[QUESTIONS ON THE MATERIAL]
**a.** Can you reproduce the part of the news report that starts at "The daily Al-Watan" and ends at "after 12-hours discharged."?
**b.** How would you sum up the news report about the man sent home with a broken hip in two sentences?

[TEXT SECTION]
----

Doctors Send Home Patient With a Broken Hip

Author: 
Arab News
Publication Date: 
Tue, 2006-08-08 03:00

RIYADH, 8 August 2006 — Relatives of a 22-year-old man who was injured in a bus accident in Riyadh have accused doctors and nurses at two Riyadh hospitals of being incompetent for sending him home and failing to realize that the man’s life was critically in danger due to glass embedded in his head and a broken hip.

The daily Al-Watan reported yesterday that the Saudi man was taken by the Saudi Red Crescent to a government hospital in Riyadh following an accident involving a bus on the Ahsa-Riyadh highway last Wednesday. At hospital the man was given first aid, x-rayed, given some medication and after 12-hours discharged.

The man’s brother said he was surprised that doctors had sent the man home even though he was in pain. Doctors insisted that he was fit to leave and there was no need to stay in hospital. Once discharged the brother took his injured sibling to a private hospital where he was given an injection and released after four hours.

----

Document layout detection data
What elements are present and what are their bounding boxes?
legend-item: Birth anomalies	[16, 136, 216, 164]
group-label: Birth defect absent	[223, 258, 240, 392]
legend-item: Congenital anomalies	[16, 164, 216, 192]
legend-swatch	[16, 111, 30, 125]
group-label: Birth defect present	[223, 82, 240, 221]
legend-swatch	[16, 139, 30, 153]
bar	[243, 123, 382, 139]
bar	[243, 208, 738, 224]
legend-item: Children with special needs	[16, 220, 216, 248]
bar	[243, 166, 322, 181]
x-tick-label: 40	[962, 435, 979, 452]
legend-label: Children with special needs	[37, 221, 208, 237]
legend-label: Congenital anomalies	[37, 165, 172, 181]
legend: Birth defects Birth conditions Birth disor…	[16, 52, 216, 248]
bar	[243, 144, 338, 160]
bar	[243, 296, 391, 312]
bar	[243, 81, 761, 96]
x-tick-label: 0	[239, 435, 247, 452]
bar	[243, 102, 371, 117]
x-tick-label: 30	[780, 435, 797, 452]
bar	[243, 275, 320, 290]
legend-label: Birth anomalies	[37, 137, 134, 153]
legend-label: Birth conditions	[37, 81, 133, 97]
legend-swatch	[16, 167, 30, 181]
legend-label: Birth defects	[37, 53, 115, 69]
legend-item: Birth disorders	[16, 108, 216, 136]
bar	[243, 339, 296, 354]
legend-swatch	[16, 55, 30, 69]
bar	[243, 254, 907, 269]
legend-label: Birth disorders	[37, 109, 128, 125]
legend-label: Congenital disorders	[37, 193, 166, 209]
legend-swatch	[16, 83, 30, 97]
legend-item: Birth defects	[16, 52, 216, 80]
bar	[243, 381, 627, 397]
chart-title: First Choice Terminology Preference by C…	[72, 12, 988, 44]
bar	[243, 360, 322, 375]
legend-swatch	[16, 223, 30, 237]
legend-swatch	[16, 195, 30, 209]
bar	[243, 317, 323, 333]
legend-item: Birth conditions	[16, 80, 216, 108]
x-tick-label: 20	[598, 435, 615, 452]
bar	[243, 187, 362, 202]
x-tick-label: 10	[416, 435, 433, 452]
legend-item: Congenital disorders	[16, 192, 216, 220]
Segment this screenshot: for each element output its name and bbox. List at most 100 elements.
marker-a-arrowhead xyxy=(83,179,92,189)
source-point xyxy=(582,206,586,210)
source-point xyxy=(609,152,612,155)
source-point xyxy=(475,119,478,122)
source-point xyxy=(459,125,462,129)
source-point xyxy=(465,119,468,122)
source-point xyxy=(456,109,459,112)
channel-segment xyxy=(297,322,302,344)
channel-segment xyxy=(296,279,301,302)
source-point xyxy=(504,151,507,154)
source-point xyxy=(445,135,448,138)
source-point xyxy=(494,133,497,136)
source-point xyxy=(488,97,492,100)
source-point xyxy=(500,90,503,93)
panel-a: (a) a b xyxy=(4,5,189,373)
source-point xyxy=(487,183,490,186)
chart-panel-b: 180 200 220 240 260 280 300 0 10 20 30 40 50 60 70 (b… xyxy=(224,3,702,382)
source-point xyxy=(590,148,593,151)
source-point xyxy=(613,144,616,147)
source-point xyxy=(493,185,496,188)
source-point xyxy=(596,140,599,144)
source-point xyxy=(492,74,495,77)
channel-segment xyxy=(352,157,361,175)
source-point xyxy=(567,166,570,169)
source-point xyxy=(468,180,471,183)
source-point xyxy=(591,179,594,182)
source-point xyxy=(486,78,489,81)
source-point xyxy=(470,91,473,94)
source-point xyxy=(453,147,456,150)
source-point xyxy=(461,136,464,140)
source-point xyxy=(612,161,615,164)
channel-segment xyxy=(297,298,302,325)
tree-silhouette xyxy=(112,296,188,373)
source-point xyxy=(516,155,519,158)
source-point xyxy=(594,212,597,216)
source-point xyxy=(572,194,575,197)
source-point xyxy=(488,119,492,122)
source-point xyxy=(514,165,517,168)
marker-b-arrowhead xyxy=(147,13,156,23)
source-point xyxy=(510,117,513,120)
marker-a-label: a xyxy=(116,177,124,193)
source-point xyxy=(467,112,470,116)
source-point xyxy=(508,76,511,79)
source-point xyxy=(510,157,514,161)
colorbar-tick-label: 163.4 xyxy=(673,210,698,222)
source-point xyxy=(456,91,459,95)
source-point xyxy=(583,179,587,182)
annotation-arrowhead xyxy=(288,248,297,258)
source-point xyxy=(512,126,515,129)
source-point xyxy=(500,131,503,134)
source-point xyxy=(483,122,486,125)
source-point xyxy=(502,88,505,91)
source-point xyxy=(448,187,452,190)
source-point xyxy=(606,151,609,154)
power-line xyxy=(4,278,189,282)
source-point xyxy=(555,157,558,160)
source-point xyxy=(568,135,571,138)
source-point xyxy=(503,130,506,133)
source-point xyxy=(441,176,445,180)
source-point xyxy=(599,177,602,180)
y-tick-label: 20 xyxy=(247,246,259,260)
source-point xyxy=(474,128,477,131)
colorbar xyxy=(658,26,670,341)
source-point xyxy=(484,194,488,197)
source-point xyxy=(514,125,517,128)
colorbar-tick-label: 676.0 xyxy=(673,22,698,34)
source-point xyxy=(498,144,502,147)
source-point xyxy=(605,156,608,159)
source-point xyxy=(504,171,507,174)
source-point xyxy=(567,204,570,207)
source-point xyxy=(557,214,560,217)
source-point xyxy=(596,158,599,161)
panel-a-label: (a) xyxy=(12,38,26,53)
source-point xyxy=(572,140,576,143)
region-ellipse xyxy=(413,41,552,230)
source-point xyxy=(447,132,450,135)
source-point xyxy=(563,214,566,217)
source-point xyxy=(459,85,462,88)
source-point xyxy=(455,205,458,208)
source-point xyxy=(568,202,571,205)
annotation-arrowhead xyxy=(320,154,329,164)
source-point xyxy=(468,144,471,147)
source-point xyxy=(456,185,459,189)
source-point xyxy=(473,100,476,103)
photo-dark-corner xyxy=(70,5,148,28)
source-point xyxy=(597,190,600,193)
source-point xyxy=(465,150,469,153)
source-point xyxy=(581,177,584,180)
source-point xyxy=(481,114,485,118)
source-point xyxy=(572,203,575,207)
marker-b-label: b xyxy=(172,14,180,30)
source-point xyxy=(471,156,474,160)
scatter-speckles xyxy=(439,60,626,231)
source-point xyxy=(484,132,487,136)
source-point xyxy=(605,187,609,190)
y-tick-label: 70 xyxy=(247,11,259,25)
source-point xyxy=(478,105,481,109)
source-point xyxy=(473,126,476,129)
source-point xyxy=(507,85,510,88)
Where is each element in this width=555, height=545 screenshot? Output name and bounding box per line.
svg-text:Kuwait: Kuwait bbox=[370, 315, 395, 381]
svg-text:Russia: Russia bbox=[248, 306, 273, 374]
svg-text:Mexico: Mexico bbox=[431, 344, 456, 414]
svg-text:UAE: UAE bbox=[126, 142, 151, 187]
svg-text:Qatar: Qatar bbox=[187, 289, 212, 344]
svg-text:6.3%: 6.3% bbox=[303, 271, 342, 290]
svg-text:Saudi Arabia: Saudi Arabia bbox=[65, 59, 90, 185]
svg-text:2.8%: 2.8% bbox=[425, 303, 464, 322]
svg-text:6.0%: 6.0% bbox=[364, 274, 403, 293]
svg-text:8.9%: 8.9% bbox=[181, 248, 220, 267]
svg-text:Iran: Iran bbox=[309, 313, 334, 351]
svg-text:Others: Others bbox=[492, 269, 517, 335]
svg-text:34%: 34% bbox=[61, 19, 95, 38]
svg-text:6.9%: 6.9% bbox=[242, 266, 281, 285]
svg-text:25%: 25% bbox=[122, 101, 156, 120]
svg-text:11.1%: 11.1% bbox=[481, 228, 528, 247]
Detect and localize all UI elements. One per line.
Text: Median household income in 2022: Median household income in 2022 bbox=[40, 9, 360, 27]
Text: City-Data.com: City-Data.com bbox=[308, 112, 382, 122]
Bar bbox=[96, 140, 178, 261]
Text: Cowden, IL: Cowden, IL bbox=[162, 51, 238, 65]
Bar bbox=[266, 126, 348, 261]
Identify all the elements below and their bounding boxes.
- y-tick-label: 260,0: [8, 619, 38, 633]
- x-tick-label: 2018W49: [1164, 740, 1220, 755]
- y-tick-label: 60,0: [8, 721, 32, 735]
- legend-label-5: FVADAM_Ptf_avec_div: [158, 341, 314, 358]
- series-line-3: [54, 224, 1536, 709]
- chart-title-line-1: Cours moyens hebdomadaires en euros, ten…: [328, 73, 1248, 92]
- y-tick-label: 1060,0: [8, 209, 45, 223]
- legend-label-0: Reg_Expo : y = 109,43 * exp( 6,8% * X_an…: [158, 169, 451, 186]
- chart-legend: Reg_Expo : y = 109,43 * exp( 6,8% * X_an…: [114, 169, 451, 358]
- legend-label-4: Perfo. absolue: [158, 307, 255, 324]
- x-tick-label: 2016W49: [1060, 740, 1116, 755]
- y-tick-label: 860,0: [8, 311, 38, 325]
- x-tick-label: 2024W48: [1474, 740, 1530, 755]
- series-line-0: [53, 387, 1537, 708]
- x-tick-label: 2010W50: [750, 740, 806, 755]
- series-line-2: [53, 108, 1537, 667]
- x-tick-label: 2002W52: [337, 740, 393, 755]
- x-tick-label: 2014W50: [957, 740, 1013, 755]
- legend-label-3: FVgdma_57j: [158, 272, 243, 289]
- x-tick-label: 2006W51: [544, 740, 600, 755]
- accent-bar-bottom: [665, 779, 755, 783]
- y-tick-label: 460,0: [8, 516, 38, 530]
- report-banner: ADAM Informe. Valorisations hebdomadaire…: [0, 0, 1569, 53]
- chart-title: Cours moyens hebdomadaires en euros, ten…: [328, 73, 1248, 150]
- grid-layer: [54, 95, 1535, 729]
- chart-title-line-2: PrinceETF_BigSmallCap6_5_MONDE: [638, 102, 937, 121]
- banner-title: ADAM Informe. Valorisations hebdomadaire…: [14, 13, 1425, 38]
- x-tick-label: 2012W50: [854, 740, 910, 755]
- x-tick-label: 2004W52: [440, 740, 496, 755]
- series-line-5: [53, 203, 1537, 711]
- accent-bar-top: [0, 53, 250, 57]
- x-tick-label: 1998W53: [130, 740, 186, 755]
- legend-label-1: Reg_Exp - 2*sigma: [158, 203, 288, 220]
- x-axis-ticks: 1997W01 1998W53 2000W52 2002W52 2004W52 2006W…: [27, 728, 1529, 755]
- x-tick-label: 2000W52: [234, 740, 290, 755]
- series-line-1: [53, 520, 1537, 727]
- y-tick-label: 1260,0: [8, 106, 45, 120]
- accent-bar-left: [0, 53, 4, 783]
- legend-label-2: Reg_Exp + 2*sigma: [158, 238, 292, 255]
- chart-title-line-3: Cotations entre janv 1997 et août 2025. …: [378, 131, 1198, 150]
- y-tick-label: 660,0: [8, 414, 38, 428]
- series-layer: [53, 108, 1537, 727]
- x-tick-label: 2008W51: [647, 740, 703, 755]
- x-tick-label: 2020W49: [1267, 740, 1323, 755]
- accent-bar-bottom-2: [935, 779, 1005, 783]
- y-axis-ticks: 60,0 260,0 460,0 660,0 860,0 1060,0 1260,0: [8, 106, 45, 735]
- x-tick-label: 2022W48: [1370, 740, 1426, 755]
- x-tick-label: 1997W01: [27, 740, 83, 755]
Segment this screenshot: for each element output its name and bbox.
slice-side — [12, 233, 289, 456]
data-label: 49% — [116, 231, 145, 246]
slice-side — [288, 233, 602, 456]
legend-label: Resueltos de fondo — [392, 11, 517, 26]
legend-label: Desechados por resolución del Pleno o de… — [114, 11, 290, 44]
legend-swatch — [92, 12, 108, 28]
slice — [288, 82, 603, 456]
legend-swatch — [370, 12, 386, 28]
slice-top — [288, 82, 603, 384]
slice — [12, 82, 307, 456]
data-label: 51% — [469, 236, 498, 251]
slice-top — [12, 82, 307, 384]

----

[ANSWERS FOR THE TASKS]
**a.**
The daily Al-Watan reported yesterday that the Saudi man was taken by the Saudi Red Crescent to a government hospital in Riyadh following an accident involving a bus on the Ahsa-Riyadh highway last Wednesday. At hospital the man was given first aid, x-rayed, given some medication and after 12-hours discharged.

**b.** Relatives of a 22-year-old man hurt in a bus accident in Riyadh accused doctors and nurses at two Riyadh hospitals of incompetence for sending him home despite glass embedded in his head and a broken hip. A government hospital gave him first aid, x-rays and medication and discharged him after 12 hours, and a private hospital then gave him an injection and released him after four hours.